● THE REQUEST
Every line that contains the word "name" should be copied out.

Extracts from a graphics dataset
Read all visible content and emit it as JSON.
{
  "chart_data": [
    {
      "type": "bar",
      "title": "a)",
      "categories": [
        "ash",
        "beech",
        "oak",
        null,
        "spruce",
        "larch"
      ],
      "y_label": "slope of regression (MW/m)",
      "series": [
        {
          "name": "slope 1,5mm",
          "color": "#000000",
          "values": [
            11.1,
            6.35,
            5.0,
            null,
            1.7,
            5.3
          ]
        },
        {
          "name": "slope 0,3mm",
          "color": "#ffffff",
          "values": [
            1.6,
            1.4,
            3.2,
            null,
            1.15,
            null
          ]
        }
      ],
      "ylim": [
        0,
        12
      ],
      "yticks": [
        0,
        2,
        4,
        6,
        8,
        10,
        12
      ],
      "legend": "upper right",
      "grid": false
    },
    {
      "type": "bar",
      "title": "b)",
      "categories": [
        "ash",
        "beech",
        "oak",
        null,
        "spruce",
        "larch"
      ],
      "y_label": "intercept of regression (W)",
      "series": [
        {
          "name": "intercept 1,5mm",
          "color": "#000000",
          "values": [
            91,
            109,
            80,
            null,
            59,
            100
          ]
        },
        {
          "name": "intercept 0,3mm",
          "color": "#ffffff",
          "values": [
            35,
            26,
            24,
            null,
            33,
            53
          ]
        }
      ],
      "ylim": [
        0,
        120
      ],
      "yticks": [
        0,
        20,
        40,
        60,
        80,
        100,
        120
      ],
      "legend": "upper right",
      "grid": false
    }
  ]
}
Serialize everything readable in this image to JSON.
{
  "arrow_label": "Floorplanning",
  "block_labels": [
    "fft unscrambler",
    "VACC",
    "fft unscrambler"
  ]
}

● THE SOLUTION
          "name": "slope 1,5mm",
          "name": "slope 0,3mm",
          "name": "intercept 1,5mm",
          "name": "intercept 0,3mm",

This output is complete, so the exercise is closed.